Consigne |
Relevez chaque ligne des enregistrements qui contient la chaîne « bounding », en tenant compte de la casse.
***** Enregistrements fournis *****
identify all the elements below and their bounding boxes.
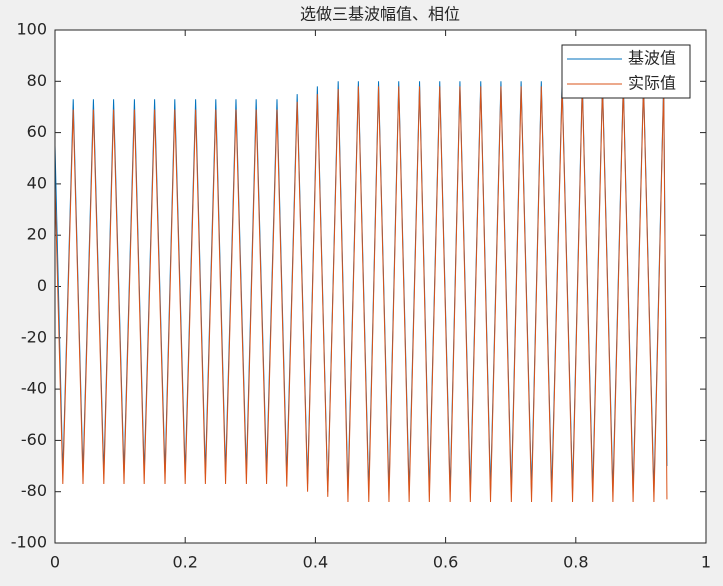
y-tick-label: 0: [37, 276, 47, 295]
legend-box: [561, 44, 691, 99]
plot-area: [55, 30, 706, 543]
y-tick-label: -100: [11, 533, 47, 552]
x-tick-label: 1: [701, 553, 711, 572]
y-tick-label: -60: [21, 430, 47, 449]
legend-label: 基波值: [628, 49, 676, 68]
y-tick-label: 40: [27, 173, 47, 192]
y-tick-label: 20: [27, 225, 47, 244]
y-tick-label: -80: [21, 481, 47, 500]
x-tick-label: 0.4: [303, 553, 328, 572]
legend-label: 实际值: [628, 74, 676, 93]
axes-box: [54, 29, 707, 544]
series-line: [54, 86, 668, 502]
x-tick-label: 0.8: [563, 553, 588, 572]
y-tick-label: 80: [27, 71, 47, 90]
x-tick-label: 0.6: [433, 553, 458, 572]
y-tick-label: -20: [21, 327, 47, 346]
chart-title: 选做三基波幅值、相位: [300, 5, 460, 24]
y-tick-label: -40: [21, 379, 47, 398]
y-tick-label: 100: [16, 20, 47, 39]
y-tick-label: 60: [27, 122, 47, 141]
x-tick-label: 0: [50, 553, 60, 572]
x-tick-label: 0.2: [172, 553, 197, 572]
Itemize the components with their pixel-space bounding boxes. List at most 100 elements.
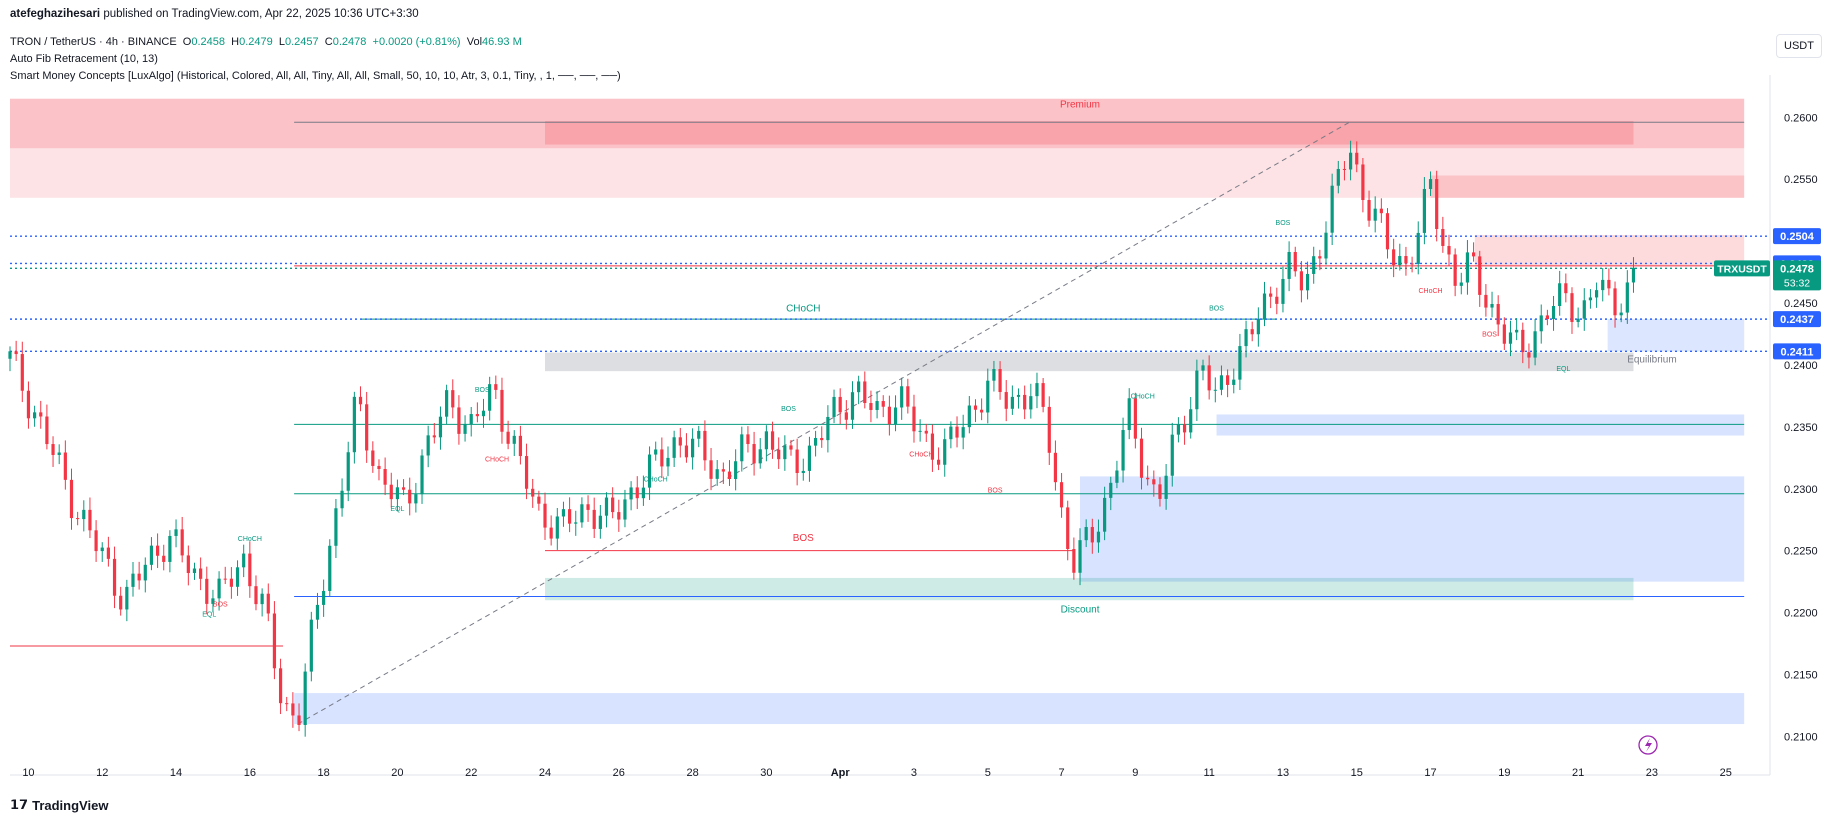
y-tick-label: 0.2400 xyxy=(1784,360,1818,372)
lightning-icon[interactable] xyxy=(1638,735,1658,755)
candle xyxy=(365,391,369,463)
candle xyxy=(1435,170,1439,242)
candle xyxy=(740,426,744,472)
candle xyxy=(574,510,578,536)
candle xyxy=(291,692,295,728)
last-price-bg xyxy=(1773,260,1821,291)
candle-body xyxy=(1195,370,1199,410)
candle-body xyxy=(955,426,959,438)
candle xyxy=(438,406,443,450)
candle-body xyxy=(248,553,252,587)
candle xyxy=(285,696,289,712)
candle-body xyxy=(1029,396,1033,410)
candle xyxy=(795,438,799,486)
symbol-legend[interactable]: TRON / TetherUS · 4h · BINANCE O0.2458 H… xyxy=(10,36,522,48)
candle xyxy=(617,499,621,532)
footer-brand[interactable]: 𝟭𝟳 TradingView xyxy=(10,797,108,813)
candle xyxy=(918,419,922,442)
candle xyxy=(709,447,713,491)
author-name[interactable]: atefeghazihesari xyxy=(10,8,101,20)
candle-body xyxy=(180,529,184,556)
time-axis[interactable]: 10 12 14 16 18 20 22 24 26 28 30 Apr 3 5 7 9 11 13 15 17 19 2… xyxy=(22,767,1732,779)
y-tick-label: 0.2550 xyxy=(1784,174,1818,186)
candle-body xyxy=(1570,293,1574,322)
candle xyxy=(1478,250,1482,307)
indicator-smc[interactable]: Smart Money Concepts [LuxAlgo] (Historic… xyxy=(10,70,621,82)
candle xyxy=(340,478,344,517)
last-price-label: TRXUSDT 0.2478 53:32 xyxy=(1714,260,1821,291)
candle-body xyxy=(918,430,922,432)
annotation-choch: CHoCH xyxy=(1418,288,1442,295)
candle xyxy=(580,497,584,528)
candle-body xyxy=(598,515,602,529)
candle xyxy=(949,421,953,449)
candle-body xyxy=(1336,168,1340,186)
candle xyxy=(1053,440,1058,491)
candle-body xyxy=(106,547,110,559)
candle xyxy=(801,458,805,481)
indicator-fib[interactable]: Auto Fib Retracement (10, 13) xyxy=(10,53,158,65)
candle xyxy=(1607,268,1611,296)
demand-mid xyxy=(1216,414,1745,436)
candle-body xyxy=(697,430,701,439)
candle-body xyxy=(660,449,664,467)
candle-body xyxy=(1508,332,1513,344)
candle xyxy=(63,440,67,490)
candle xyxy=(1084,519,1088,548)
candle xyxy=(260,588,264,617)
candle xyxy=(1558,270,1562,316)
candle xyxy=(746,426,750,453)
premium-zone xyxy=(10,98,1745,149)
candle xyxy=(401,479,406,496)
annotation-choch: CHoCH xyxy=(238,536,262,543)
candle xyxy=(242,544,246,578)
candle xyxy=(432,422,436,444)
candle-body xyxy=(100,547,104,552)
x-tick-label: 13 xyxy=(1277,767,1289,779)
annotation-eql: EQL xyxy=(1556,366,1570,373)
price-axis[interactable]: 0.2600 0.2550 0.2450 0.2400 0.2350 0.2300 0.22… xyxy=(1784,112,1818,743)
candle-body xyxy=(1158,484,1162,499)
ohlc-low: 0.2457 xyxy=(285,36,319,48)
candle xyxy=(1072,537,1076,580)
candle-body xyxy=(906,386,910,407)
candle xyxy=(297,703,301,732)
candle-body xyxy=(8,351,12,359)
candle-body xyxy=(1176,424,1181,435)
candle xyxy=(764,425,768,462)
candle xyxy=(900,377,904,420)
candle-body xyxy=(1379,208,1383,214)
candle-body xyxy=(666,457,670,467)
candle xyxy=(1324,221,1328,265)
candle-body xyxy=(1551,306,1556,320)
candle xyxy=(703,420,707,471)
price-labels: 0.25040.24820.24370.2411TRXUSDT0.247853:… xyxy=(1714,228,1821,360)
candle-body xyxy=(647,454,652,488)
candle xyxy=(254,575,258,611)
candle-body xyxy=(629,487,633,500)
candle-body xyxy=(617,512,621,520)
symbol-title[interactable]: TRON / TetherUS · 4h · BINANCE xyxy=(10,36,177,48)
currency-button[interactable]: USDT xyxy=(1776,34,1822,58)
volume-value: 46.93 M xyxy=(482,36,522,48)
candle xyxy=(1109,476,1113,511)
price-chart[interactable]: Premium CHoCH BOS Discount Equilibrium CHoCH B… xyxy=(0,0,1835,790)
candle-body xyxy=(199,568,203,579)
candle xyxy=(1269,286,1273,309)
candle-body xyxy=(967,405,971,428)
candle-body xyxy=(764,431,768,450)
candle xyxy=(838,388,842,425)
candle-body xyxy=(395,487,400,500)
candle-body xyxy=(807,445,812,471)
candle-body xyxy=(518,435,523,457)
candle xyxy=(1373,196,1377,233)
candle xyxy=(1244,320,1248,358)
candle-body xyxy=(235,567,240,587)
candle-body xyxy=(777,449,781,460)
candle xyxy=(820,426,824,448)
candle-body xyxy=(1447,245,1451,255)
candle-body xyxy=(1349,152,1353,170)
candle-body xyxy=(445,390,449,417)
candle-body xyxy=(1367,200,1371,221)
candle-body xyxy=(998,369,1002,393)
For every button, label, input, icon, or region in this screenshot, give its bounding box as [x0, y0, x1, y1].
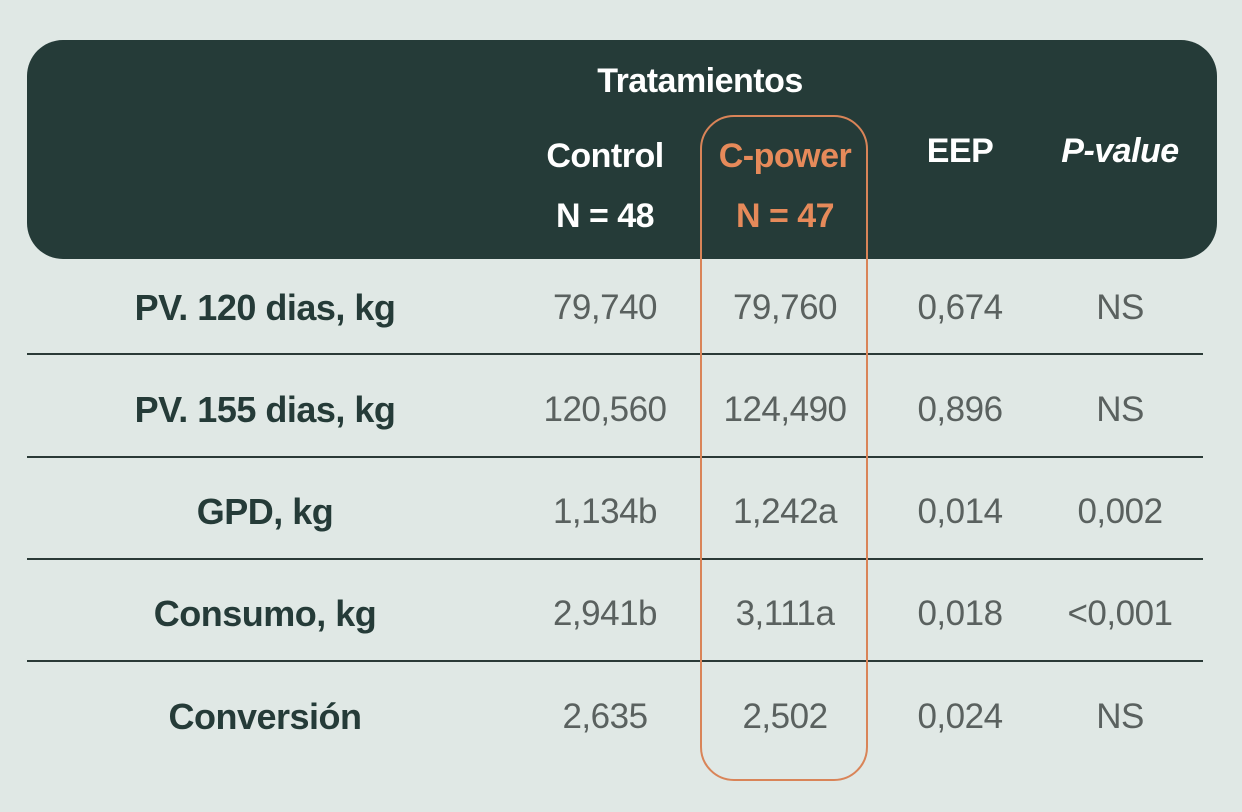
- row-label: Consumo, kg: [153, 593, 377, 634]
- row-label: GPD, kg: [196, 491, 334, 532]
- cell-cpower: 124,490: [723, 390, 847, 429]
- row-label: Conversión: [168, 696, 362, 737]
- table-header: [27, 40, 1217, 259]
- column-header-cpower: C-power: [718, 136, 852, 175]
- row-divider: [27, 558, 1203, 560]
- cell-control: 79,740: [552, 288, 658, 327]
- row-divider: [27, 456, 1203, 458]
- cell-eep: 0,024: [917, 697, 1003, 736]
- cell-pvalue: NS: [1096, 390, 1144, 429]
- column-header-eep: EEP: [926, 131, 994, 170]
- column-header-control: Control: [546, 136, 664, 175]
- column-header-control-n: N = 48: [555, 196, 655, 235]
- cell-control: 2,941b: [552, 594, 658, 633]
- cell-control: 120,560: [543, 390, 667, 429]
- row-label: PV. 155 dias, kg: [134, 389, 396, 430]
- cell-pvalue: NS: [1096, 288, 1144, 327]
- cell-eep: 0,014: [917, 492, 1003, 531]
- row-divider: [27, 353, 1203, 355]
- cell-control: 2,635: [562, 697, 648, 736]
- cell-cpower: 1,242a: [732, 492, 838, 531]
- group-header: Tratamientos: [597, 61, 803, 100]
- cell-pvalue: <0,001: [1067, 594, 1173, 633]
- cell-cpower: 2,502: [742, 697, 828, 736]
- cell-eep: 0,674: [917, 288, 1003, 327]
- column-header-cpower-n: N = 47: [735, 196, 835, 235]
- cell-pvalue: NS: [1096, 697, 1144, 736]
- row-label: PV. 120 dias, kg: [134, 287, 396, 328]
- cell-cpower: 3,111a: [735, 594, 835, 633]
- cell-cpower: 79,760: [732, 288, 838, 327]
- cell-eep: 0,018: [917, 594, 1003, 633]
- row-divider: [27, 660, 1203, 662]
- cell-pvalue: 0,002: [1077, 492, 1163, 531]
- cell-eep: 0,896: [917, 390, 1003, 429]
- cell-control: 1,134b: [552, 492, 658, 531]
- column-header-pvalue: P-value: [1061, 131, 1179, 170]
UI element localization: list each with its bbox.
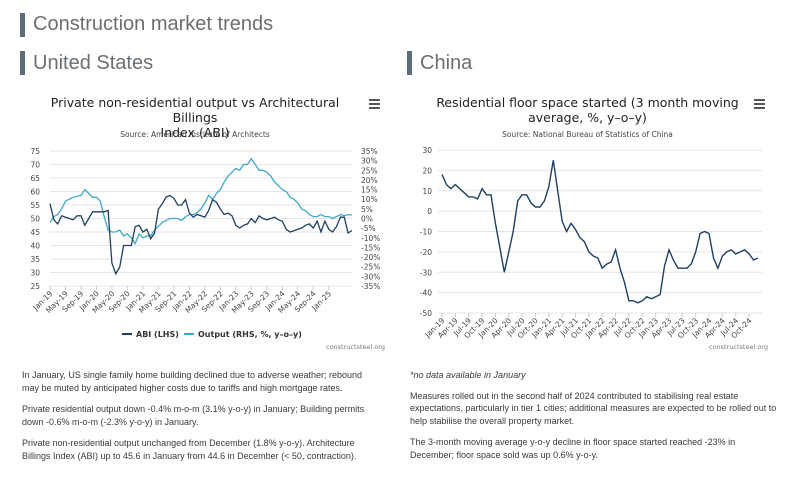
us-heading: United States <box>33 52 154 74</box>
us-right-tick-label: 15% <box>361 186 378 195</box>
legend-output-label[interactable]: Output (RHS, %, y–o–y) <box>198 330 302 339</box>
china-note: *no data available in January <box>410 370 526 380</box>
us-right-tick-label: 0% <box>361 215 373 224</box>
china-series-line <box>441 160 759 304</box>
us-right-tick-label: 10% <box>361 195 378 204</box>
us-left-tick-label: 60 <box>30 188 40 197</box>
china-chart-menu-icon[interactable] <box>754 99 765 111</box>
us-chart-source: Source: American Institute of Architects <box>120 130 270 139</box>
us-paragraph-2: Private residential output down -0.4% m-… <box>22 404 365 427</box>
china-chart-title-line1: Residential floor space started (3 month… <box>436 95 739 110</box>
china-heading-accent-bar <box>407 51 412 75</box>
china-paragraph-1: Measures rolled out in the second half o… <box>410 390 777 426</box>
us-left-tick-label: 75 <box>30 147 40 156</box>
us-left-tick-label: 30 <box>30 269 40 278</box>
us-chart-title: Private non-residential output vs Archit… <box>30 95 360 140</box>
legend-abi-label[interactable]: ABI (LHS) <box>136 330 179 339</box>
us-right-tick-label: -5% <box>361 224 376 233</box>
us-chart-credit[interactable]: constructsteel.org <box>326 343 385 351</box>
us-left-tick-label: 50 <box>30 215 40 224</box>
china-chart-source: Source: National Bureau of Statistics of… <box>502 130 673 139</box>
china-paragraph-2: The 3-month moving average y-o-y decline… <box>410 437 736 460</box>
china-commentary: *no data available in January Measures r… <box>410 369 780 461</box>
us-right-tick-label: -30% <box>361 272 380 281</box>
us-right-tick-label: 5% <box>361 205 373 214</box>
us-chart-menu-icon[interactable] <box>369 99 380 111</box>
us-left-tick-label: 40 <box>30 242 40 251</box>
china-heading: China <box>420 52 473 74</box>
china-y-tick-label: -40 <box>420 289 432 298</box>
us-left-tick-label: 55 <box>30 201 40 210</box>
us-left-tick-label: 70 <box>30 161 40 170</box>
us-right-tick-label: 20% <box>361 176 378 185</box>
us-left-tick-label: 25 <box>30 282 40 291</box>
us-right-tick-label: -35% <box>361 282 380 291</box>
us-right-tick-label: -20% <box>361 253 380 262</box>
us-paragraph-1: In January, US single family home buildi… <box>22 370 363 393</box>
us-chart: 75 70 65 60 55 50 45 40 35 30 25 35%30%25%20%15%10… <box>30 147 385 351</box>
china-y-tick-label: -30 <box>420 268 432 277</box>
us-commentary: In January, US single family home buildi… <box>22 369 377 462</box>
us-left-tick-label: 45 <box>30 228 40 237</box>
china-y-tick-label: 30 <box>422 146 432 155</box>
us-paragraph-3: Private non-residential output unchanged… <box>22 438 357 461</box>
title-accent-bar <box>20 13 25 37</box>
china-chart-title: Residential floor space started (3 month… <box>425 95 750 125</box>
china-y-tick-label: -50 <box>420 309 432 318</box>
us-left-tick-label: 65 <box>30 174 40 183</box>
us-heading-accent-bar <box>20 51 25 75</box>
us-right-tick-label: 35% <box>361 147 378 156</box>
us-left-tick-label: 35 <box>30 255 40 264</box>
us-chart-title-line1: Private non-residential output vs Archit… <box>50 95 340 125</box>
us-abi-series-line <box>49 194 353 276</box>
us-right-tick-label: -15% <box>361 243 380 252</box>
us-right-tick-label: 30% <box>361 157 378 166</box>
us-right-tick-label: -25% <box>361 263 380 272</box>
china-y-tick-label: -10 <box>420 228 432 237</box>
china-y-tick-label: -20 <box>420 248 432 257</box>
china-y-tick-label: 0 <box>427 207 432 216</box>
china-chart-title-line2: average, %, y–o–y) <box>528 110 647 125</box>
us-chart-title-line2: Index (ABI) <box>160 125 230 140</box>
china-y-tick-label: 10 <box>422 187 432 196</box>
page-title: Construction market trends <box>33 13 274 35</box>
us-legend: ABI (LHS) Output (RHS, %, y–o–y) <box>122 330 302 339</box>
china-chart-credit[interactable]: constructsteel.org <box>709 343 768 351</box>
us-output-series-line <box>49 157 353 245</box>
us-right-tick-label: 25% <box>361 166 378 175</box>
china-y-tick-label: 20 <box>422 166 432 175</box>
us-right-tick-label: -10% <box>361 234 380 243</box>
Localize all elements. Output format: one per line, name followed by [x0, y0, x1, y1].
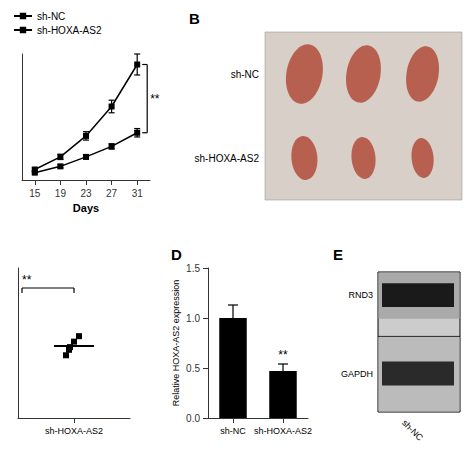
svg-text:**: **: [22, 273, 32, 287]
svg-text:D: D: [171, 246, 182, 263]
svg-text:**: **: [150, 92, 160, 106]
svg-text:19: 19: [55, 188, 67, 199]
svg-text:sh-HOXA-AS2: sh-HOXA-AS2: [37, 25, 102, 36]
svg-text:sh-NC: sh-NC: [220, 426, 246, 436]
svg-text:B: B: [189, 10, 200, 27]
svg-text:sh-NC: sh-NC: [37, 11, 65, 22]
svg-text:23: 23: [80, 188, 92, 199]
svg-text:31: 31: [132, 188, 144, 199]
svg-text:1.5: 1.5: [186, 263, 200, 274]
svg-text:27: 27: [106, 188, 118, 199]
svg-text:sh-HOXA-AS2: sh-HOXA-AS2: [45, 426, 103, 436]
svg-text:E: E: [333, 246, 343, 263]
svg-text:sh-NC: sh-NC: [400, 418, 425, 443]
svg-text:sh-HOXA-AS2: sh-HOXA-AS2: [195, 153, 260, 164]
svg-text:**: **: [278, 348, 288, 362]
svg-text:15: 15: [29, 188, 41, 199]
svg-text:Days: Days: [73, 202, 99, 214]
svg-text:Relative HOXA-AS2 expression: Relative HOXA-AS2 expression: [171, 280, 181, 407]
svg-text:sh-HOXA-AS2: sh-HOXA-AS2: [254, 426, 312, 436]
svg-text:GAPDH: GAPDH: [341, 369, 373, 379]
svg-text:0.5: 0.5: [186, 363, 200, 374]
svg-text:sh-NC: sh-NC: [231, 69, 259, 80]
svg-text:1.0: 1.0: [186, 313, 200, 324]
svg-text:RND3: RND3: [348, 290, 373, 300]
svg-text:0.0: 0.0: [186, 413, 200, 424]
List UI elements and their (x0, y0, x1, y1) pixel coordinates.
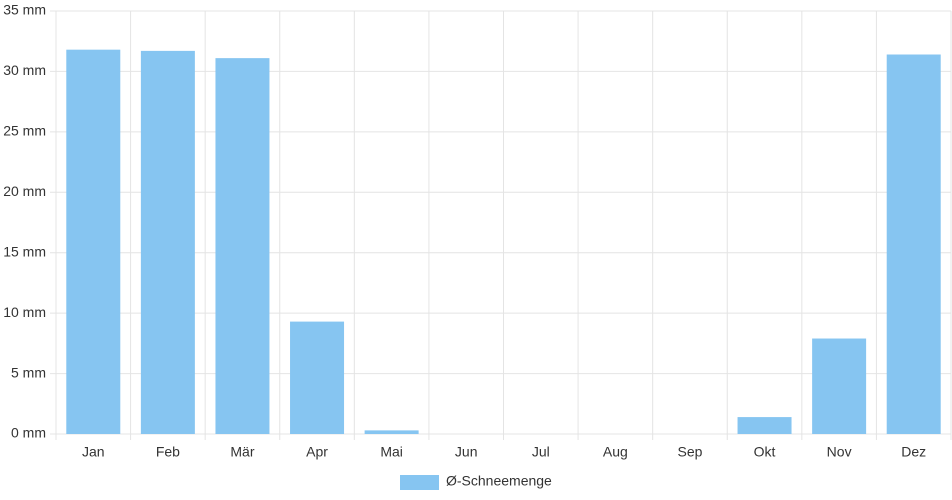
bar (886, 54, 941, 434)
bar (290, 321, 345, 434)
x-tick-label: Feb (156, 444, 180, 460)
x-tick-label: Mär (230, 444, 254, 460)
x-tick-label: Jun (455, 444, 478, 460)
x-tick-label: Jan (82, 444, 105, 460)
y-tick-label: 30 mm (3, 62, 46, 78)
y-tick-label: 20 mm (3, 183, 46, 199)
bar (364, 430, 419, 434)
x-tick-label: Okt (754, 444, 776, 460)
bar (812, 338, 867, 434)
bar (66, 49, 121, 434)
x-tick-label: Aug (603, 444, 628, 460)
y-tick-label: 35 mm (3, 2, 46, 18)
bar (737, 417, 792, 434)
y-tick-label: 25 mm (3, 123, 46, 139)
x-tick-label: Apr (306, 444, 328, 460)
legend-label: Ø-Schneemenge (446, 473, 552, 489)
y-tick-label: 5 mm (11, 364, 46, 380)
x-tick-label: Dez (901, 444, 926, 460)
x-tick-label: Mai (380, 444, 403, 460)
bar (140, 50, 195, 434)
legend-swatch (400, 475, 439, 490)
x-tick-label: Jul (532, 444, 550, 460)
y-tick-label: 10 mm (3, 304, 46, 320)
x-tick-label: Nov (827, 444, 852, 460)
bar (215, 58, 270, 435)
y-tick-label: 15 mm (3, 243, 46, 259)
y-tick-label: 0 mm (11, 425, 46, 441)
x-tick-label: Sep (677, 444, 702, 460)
*****
Corrigé détaillé |
identify all the elements below and their bounding boxes.
Itemize the components with their pixel-space bounding boxes. List at most 100 elements.
For every button, label, input, icon, or region in this screenshot, give its bounding box as [x0, y0, x1, y1].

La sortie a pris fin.